** BEGIN **

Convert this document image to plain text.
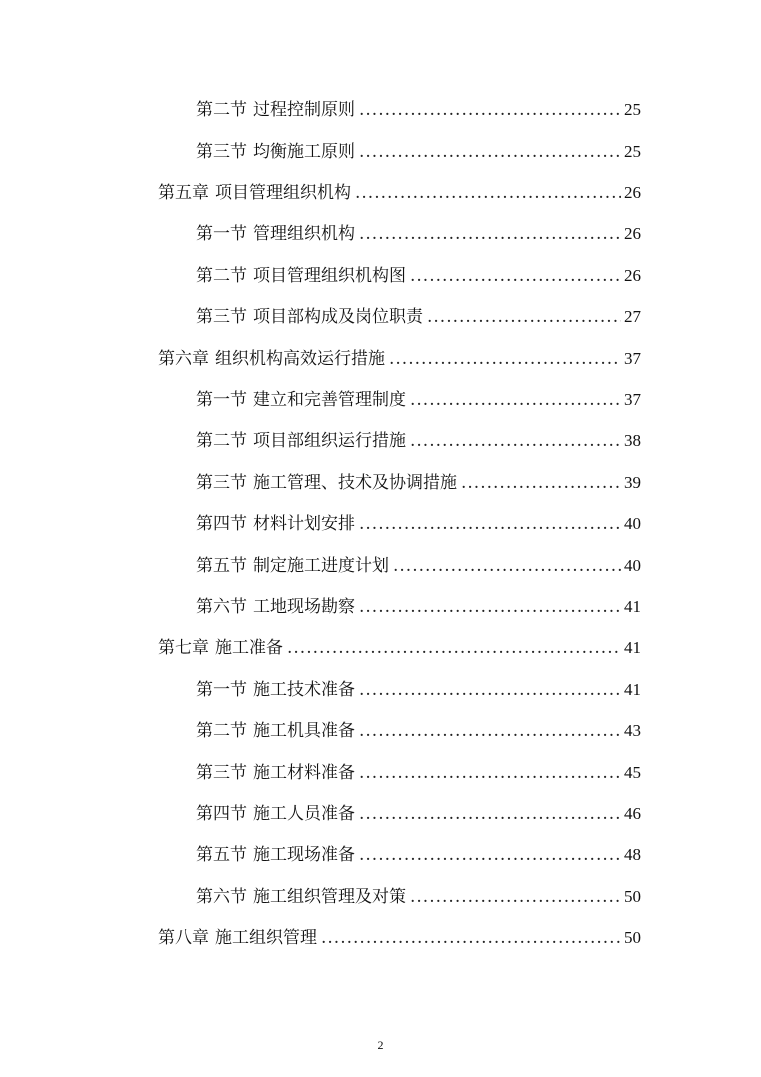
第二节 过程控制原则 .....	25
第三节 均衡施工原则 .....	25
第五章 项目管理组织机构 .....	26
第一节 管理组织机构 .....	26
第二节 项目管理组织机构图 .....	26
第三节 项目部构成及岗位职责 .....	27
第六章 组织机构高效运行措施 .....	37
第一节 建立和完善管理制度 .....	37
第二节 项目部组织运行措施 .....	38
第三节 施工管理、技术及协调措施 .....	39
第四节 材料计划安排 .....	40
第五节 制定施工进度计划 .....	40
第六节 工地现场勘察 .....	41
第七章 施工准备 .....	41
第一节 施工技术准备 .....	41
第二节 施工机具准备 .....	43
第三节 施工材料准备 .....	45
第四节 施工人员准备 .....	46
第五节 施工现场准备 .....	48
第六节 施工组织管理及对策 .....	50
第八章 施工组织管理 .....	50
2
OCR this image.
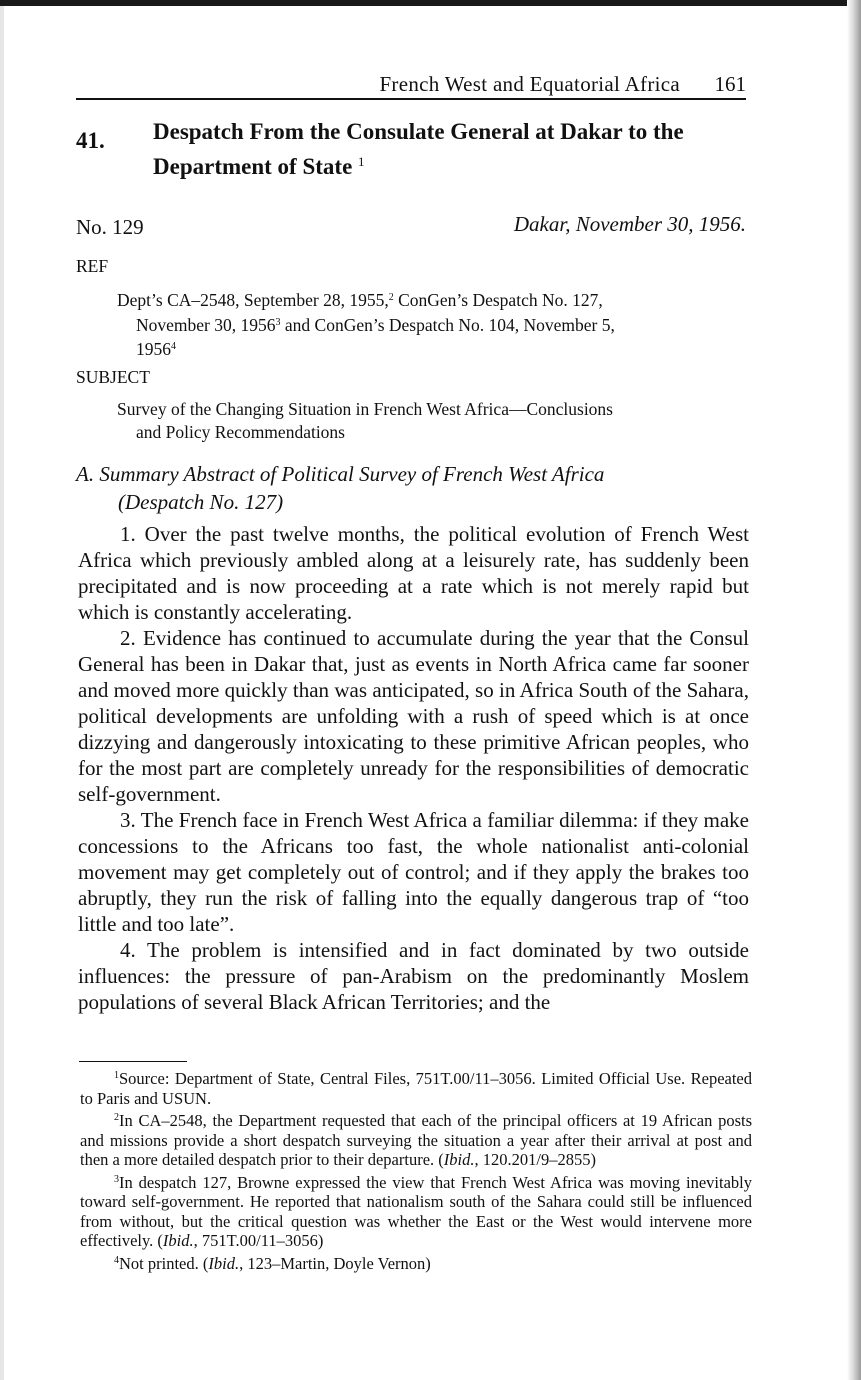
French West and Equatorial Africa 161
41. Despatch From the Consulate General at Dakar to the Department of State $^1$
No. 129	Dakar, November 30, 1956.
REF
Dept’s CA–2548, September 28, 1955,$^2$ ConGen’s Despatch No. 127,
November 30, 1956$^3$ and ConGen’s Despatch No. 104, November 5,
1956$^4$
SUBJECT
Survey of the Changing Situation in French West Africa—Conclusions
and Policy Recommendations
A. Summary Abstract of Political Survey of French West Africa
(Despatch No. 127)

1. Over the past twelve months, the political evolution of French West Africa which previously ambled along at a leisurely rate, has suddenly been precipitated and is now proceeding at a rate which is not merely rapid but which is constantly accelerating.

2. Evidence has continued to accumulate during the year that the Consul General has been in Dakar that, just as events in North Africa came far sooner and moved more quickly than was anticipated, so in Africa South of the Sahara, political developments are unfolding with a rush of speed which is at once dizzying and dangerously intoxicating to these primitive African peoples, who for the most part are completely unready for the responsibilities of democratic self-government.

3. The French face in French West Africa a familiar dilemma: if they make concessions to the Africans too fast, the whole nationalist anti-colonial movement may get completely out of control; and if they apply the brakes too abruptly, they run the risk of falling into the equally dangerous trap of “too little and too late”.

4. The problem is intensified and in fact dominated by two outside influences: the pressure of pan-Arabism on the predominantly Moslem populations of several Black African Territories; and the

$^1$Source: Department of State, Central Files, 751T.00/11–3056. Limited Official Use. Repeated to Paris and USUN.

$^2$In CA–2548, the Department requested that each of the principal officers at 19 African posts and missions provide a short despatch surveying the situation a year after their arrival at post and then a more detailed despatch prior to their departure. (Ibid., 120.201/9–2855)

$^3$In despatch 127, Browne expressed the view that French West Africa was moving inevitably toward self-government. He reported that nationalism south of the Sahara could still be influenced from without, but the critical question was whether the East or the West would intervene more effectively. (Ibid., 751T.00/11–3056)

$^4$Not printed. (Ibid., 123–Martin, Doyle Vernon)
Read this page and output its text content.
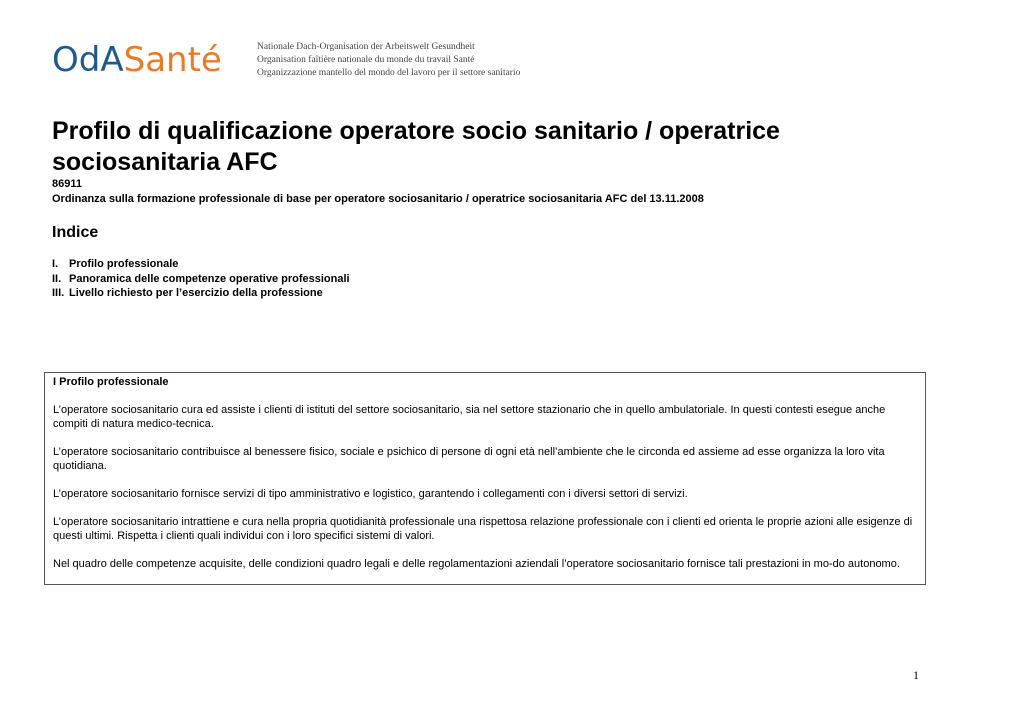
OdASanté	Nationale Dach-Organisation der Arbeitswelt Gesundheit
Organisation faîtière nationale du monde du travail Santé
Organizzazione mantello del mondo del lavoro per il settore sanitario
Profilo di qualificazione operatore socio sanitario / operatrice sociosanitaria AFC
86911
Ordinanza sulla formazione professionale di base per operatore sociosanitario / operatrice sociosanitaria AFC del 13.11.2008
Indice
I. Profilo professionale
II. Panoramica delle competenze operative professionali
III. Livello richiesto per l’esercizio della professione
I Profilo professionale

L’operatore sociosanitario cura ed assiste i clienti di istituti del settore sociosanitario, sia nel settore stazionario che in quello ambulatoriale. In questi contesti esegue anche compiti di natura medico-tecnica.

L’operatore sociosanitario contribuisce al benessere fisico, sociale e psichico di persone di ogni età nell’ambiente che le circonda ed assieme ad esse organizza la loro vita quotidiana.

L’operatore sociosanitario fornisce servizi di tipo amministrativo e logistico, garantendo i collegamenti con i diversi settori di servizi.

L’operatore sociosanitario intrattiene e cura nella propria quotidianità professionale una rispettosa relazione professionale con i clienti ed orienta le proprie azioni alle esigenze di questi ultimi. Rispetta i clienti quali individui con i loro specifici sistemi di valori.

Nel quadro delle competenze acquisite, delle condizioni quadro legali e delle regolamentazioni aziendali l’operatore sociosanitario fornisce tali prestazioni in mo-do autonomo.

1
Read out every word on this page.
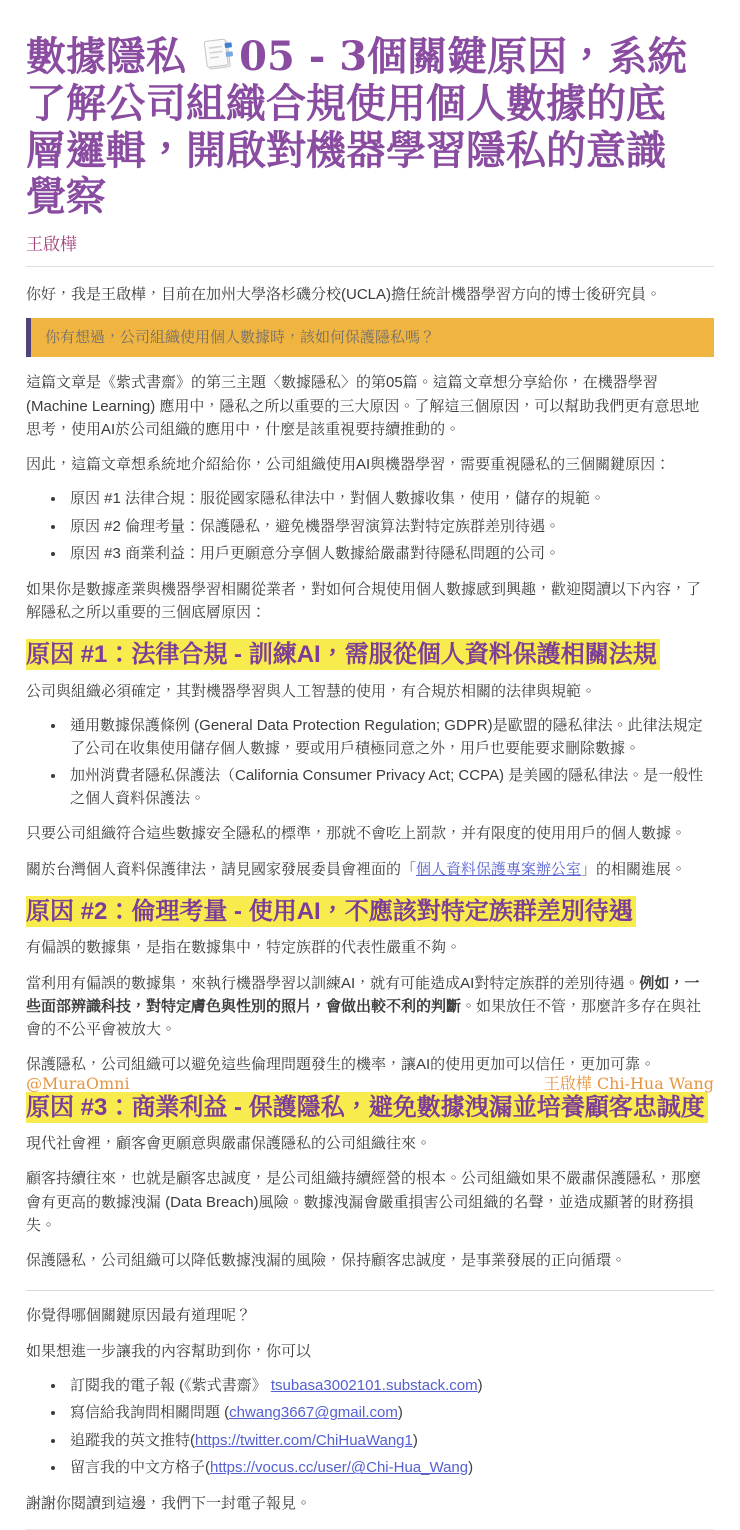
數據隱私 05 - 3個關鍵原因，系統了解公司組織合規使用個人數據的底層邏輯，開啟對機器學習隱私的意識覺察
王啟樺

你好，我是王啟樺，目前在加州大學洛杉磯分校(UCLA)擔任統計機器學習方向的博士後研究員。

你有想過，公司組織使用個人數據時，該如何保護隱私嗎？

這篇文章是《紫式書齋》的第三主題〈數據隱私〉的第05篇。這篇文章想分享給你，在機器學習 (Machine Learning) 應用中，隱私之所以重要的三大原因。了解這三個原因，可以幫助我們更有意思地思考，使用AI於公司組織的應用中，什麼是該重視要持續推動的。

因此，這篇文章想系統地介紹給你，公司組織使用AI與機器學習，需要重視隱私的三個關鍵原因：

• 原因 #1 法律合規：服從國家隱私律法中，對個人數據收集，使用，儲存的規範。
• 原因 #2 倫理考量：保護隱私，避免機器學習演算法對特定族群差別待遇。
• 原因 #3 商業利益：用戶更願意分享個人數據給嚴肅對待隱私問題的公司。

如果你是數據產業與機器學習相關從業者，對如何合規使用個人數據感到興趣，歡迎閱讀以下內容，了解隱私之所以重要的三個底層原因：

原因 #1：法律合規 - 訓練AI，需服從個人資料保護相關法規

公司與組織必須確定，其對機器學習與人工智慧的使用，有合規於相關的法律與規範。

• 通用數據保護條例 (General Data Protection Regulation; GDPR)是歐盟的隱私律法。此律法規定了公司在收集使用儲存個人數據，要或用戶積極同意之外，用戶也要能要求刪除數據。
• 加州消費者隱私保護法（California Consumer Privacy Act; CCPA) 是美國的隱私律法。是一般性之個人資料保護法。

只要公司組織符合這些數據安全隱私的標準，那就不會吃上罰款，并有限度的使用用戶的個人數據。

關於台灣個人資料保護律法，請見國家發展委員會裡面的「個人資料保護專案辦公室」的相關進展。

原因 #2：倫理考量 - 使用AI，不應該對特定族群差別待遇

有偏誤的數據集，是指在數據集中，特定族群的代表性嚴重不夠。

當利用有偏誤的數據集，來執行機器學習以訓練AI，就有可能造成AI對特定族群的差別待遇。例如，一些面部辨識科技，對特定膚色與性別的照片，會做出較不利的判斷。如果放任不管，那麼許多存在與社會的不公平會被放大。

保護隱私，公司組織可以避免這些倫理問題發生的機率，讓AI的使用更加可以信任，更加可靠。

原因 #3：商業利益 - 保護隱私，避免數據洩漏並培養顧客忠誠度

現代社會裡，顧客會更願意與嚴肅保護隱私的公司組織往來。

顧客持續往來，也就是顧客忠誠度，是公司組織持續經營的根本。公司組織如果不嚴肅保護隱私，那麼會有更高的數據洩漏 (Data Breach)風險。數據洩漏會嚴重損害公司組織的名聲，並造成顯著的財務損失。

保護隱私，公司組織可以降低數據洩漏的風險，保持顧客忠誠度，是事業發展的正向循環。

你覺得哪個關鍵原因最有道理呢？

如果想進一步讓我的內容幫助到你，你可以

• 訂閱我的電子報 (《紫式書齋》 tsubasa3002101.substack.com)
• 寫信給我詢問相關問題 (chwang3667@gmail.com)
• 追蹤我的英文推特(https://twitter.com/ChiHuaWang1)
• 留言我的中文方格子(https://vocus.cc/user/@Chi-Hua_Wang)

謝謝你閱讀到這邊，我們下一封電子報見。

@MuraOmni	王啟樺 Chi-Hua Wang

** END **

= WORK TO BE COMPLETED =
Pictures in the records must not appear in the copy; transcribe everything else precisely.

= RESPONSE =
Convert this document image to plain text.
第二节 过程控制原则 .....	25
第三节 均衡施工原则 .....	25
第五章 项目管理组织机构 .....	26
第一节 管理组织机构 .....	26
第二节 项目管理组织机构图 .....	26
第三节 项目部构成及岗位职责 .....	27
第六章 组织机构高效运行措施 .....	37
第一节 建立和完善管理制度 .....	37
第二节 项目部组织运行措施 .....	38
第三节 施工管理、技术及协调措施 .....	39
第四节 材料计划安排 .....	40
第五节 制定施工进度计划 .....	40
第六节 工地现场勘察 .....	41
第七章 施工准备 .....	41
第一节 施工技术准备 .....	41
第二节 施工机具准备 .....	43
第三节 施工材料准备 .....	45
第四节 施工人员准备 .....	46
第五节 施工现场准备 .....	48
第六节 施工组织管理及对策 .....	50
第八章 施工组织管理 .....	50
2
OCR this image.
French West and Equatorial Africa 161
41. Despatch From the Consulate General at Dakar to the Department of State $^1$
No. 129	Dakar, November 30, 1956.
REF
Dept’s CA–2548, September 28, 1955,$^2$ ConGen’s Despatch No. 127,
November 30, 1956$^3$ and ConGen’s Despatch No. 104, November 5,
1956$^4$
SUBJECT
Survey of the Changing Situation in French West Africa—Conclusions
and Policy Recommendations
A. Summary Abstract of Political Survey of French West Africa
(Despatch No. 127)

1. Over the past twelve months, the political evolution of French West Africa which previously ambled along at a leisurely rate, has suddenly been precipitated and is now proceeding at a rate which is not merely rapid but which is constantly accelerating.

2. Evidence has continued to accumulate during the year that the Consul General has been in Dakar that, just as events in North Africa came far sooner and moved more quickly than was anticipated, so in Africa South of the Sahara, political developments are unfolding with a rush of speed which is at once dizzying and dangerously intoxicating to these primitive African peoples, who for the most part are completely unready for the responsibilities of democratic self-government.

3. The French face in French West Africa a familiar dilemma: if they make concessions to the Africans too fast, the whole nationalist anti-colonial movement may get completely out of control; and if they apply the brakes too abruptly, they run the risk of falling into the equally dangerous trap of “too little and too late”.

4. The problem is intensified and in fact dominated by two outside influences: the pressure of pan-Arabism on the predominantly Moslem populations of several Black African Territories; and the

$^1$Source: Department of State, Central Files, 751T.00/11–3056. Limited Official Use. Repeated to Paris and USUN.

$^2$In CA–2548, the Department requested that each of the principal officers at 19 African posts and missions provide a short despatch surveying the situation a year after their arrival at post and then a more detailed despatch prior to their departure. (Ibid., 120.201/9–2855)

$^3$In despatch 127, Browne expressed the view that French West Africa was moving inevitably toward self-government. He reported that nationalism south of the Sahara could still be influenced from without, but the critical question was whether the East or the West would intervene more effectively. (Ibid., 751T.00/11–3056)

$^4$Not printed. (Ibid., 123–Martin, Doyle Vernon)
Read this page and output its text content.
OdASanté	Nationale Dach-Organisation der Arbeitswelt Gesundheit
Organisation faîtière nationale du monde du travail Santé
Organizzazione mantello del mondo del lavoro per il settore sanitario
Profilo di qualificazione operatore socio sanitario / operatrice sociosanitaria AFC
86911
Ordinanza sulla formazione professionale di base per operatore sociosanitario / operatrice sociosanitaria AFC del 13.11.2008
Indice
I. Profilo professionale
II. Panoramica delle competenze operative professionali
III. Livello richiesto per l’esercizio della professione
I Profilo professionale

L’operatore sociosanitario cura ed assiste i clienti di istituti del settore sociosanitario, sia nel settore stazionario che in quello ambulatoriale. In questi contesti esegue anche compiti di natura medico-tecnica.

L’operatore sociosanitario contribuisce al benessere fisico, sociale e psichico di persone di ogni età nell’ambiente che le circonda ed assieme ad esse organizza la loro vita quotidiana.

L’operatore sociosanitario fornisce servizi di tipo amministrativo e logistico, garantendo i collegamenti con i diversi settori di servizi.

L’operatore sociosanitario intrattiene e cura nella propria quotidianità professionale una rispettosa relazione professionale con i clienti ed orienta le proprie azioni alle esigenze di questi ultimi. Rispetta i clienti quali individui con i loro specifici sistemi di valori.

Nel quadro delle competenze acquisite, delle condizioni quadro legali e delle regolamentazioni aziendali l’operatore sociosanitario fornisce tali prestazioni in mo-do autonomo.

1
Read out every word on this page.
數據隱私 05 - 3個關鍵原因，系統了解公司組織合規使用個人數據的底層邏輯，開啟對機器學習隱私的意識覺察
王啟樺

你好，我是王啟樺，目前在加州大學洛杉磯分校(UCLA)擔任統計機器學習方向的博士後研究員。

你有想過，公司組織使用個人數據時，該如何保護隱私嗎？

這篇文章是《紫式書齋》的第三主題〈數據隱私〉的第05篇。這篇文章想分享給你，在機器學習 (Machine Learning) 應用中，隱私之所以重要的三大原因。了解這三個原因，可以幫助我們更有意思地思考，使用AI於公司組織的應用中，什麼是該重視要持續推動的。

因此，這篇文章想系統地介紹給你，公司組織使用AI與機器學習，需要重視隱私的三個關鍵原因：

• 原因 #1 法律合規：服從國家隱私律法中，對個人數據收集，使用，儲存的規範。
• 原因 #2 倫理考量：保護隱私，避免機器學習演算法對特定族群差別待遇。
• 原因 #3 商業利益：用戶更願意分享個人數據給嚴肅對待隱私問題的公司。

如果你是數據產業與機器學習相關從業者，對如何合規使用個人數據感到興趣，歡迎閱讀以下內容，了解隱私之所以重要的三個底層原因：

原因 #1：法律合規 - 訓練AI，需服從個人資料保護相關法規

公司與組織必須確定，其對機器學習與人工智慧的使用，有合規於相關的法律與規範。

• 通用數據保護條例 (General Data Protection Regulation; GDPR)是歐盟的隱私律法。此律法規定了公司在收集使用儲存個人數據，要或用戶積極同意之外，用戶也要能要求刪除數據。
• 加州消費者隱私保護法（California Consumer Privacy Act; CCPA) 是美國的隱私律法。是一般性之個人資料保護法。

只要公司組織符合這些數據安全隱私的標準，那就不會吃上罰款，并有限度的使用用戶的個人數據。

關於台灣個人資料保護律法，請見國家發展委員會裡面的「個人資料保護專案辦公室」的相關進展。

原因 #2：倫理考量 - 使用AI，不應該對特定族群差別待遇

有偏誤的數據集，是指在數據集中，特定族群的代表性嚴重不夠。

當利用有偏誤的數據集，來執行機器學習以訓練AI，就有可能造成AI對特定族群的差別待遇。例如，一些面部辨識科技，對特定膚色與性別的照片，會做出較不利的判斷。如果放任不管，那麼許多存在與社會的不公平會被放大。

保護隱私，公司組織可以避免這些倫理問題發生的機率，讓AI的使用更加可以信任，更加可靠。

原因 #3：商業利益 - 保護隱私，避免數據洩漏並培養顧客忠誠度

現代社會裡，顧客會更願意與嚴肅保護隱私的公司組織往來。

顧客持續往來，也就是顧客忠誠度，是公司組織持續經營的根本。公司組織如果不嚴肅保護隱私，那麼會有更高的數據洩漏 (Data Breach)風險。數據洩漏會嚴重損害公司組織的名聲，並造成顯著的財務損失。

保護隱私，公司組織可以降低數據洩漏的風險，保持顧客忠誠度，是事業發展的正向循環。

你覺得哪個關鍵原因最有道理呢？

如果想進一步讓我的內容幫助到你，你可以

• 訂閱我的電子報 (《紫式書齋》 tsubasa3002101.substack.com)
• 寫信給我詢問相關問題 (chwang3667@gmail.com)
• 追蹤我的英文推特(https://twitter.com/ChiHuaWang1)
• 留言我的中文方格子(https://vocus.cc/user/@Chi-Hua_Wang)

謝謝你閱讀到這邊，我們下一封電子報見。

@MuraOmni	王啟樺 Chi-Hua Wang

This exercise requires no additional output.